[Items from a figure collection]
★ ★ ★ ★
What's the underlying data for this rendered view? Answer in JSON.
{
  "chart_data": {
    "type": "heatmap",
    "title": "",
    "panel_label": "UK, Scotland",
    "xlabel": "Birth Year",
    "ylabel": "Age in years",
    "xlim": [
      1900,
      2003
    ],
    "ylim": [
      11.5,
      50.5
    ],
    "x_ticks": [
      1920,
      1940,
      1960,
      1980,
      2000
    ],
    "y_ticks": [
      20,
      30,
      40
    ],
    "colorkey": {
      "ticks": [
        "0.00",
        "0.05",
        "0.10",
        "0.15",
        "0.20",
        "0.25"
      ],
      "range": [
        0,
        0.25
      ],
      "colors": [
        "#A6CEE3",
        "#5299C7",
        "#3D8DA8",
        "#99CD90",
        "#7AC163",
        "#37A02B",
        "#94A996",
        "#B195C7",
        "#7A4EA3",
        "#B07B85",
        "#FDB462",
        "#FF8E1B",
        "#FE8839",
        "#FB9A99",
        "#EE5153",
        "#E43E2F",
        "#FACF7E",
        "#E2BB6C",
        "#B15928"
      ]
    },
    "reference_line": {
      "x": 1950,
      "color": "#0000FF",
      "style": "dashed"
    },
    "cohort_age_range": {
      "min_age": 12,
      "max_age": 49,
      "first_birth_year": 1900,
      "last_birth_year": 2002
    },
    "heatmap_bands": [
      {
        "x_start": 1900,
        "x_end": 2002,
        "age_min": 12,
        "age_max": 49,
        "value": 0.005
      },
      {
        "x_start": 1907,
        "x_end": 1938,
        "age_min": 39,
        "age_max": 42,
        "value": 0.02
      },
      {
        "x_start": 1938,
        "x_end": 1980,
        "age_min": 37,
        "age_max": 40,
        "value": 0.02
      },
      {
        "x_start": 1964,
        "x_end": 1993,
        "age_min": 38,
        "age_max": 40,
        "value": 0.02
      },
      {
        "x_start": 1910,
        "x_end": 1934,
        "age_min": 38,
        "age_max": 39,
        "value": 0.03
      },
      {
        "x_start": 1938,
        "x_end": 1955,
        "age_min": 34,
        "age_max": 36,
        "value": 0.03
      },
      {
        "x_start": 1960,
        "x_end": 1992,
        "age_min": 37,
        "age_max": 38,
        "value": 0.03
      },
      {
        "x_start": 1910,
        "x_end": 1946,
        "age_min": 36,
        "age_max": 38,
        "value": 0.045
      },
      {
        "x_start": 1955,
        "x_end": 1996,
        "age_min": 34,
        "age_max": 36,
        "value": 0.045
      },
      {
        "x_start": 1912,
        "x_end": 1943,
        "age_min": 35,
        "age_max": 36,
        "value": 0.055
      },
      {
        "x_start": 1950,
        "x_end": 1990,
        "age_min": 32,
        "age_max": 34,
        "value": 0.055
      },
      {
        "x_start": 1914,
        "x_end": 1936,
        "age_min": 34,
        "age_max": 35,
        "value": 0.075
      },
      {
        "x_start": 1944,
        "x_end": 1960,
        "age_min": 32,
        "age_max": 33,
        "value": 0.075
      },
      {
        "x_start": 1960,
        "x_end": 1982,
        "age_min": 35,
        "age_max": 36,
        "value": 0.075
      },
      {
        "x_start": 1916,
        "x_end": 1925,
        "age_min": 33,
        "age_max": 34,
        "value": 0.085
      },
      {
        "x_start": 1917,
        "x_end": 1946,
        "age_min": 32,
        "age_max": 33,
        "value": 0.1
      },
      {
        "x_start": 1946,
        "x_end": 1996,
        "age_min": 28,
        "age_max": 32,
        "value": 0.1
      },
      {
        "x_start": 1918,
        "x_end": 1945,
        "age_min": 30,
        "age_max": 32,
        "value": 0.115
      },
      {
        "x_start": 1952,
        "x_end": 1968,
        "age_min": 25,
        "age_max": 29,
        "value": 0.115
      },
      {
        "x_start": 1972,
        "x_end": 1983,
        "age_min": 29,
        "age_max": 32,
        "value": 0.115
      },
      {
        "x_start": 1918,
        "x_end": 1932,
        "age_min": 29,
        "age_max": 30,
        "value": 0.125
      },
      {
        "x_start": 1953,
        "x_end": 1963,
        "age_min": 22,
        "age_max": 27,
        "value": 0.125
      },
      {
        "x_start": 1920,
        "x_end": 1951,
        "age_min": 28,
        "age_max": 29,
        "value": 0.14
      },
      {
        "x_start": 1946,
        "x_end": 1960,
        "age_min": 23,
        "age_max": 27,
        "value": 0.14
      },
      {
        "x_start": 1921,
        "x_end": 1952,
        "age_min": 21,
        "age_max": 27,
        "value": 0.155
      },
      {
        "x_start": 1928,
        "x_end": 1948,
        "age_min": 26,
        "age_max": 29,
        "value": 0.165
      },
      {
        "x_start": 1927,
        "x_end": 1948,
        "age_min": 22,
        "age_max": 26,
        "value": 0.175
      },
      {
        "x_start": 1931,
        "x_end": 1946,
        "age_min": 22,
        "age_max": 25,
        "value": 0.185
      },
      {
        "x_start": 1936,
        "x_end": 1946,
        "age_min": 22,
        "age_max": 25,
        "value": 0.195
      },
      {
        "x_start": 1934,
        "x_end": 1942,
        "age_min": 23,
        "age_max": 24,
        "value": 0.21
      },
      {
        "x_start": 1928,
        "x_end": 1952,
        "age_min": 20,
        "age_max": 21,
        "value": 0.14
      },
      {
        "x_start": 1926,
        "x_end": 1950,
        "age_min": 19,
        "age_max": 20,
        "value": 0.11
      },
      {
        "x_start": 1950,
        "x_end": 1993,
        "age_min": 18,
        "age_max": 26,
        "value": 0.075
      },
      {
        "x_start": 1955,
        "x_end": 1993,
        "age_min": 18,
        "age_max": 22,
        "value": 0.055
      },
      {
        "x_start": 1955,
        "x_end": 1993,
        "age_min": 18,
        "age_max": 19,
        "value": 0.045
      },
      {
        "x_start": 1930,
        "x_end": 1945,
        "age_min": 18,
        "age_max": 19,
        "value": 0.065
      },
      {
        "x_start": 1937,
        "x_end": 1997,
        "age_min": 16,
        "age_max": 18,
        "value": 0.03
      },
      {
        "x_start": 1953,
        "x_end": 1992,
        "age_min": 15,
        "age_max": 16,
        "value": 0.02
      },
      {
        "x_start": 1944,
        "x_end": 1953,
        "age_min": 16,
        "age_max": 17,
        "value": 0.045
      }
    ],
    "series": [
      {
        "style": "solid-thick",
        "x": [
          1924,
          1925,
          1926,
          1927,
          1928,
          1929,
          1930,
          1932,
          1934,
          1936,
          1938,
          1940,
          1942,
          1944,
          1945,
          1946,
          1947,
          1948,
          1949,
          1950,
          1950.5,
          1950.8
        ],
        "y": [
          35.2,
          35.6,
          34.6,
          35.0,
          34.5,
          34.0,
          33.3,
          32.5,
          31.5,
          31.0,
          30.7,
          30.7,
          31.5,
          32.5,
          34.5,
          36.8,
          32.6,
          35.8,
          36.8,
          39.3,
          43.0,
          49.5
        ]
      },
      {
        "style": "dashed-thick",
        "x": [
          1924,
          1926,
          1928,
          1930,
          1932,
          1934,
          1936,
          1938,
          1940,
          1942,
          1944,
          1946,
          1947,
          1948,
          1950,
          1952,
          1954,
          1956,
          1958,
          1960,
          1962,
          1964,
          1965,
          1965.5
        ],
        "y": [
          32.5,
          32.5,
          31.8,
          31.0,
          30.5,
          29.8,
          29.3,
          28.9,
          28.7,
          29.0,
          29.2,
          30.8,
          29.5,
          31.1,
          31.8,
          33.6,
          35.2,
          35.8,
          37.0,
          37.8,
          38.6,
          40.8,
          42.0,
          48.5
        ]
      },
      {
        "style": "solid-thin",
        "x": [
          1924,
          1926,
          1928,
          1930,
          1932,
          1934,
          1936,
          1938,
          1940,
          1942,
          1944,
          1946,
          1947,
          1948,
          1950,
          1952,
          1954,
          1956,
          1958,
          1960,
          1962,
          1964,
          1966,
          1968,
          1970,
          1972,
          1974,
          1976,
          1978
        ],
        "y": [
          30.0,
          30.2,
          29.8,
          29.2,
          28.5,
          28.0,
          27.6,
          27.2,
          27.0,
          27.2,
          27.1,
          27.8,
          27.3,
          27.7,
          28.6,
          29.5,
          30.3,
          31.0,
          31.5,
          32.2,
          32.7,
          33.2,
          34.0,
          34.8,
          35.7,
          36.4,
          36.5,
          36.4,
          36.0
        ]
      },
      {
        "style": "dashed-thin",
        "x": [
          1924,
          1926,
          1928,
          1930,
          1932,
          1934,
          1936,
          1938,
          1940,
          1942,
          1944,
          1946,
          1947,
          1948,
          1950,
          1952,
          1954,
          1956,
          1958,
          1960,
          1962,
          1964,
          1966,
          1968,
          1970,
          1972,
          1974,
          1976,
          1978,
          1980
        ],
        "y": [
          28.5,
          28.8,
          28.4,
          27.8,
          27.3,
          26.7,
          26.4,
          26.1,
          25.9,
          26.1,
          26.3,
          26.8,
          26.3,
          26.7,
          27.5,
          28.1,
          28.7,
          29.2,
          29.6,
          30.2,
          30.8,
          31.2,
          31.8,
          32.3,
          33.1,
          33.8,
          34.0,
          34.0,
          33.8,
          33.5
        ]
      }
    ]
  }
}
★ ★ ★ ★
AIM
Show every line that contains the word "dashed".

FULL OUTPUT
      "style": "dashed"
        "style": "dashed-thick",
        "style": "dashed-thin",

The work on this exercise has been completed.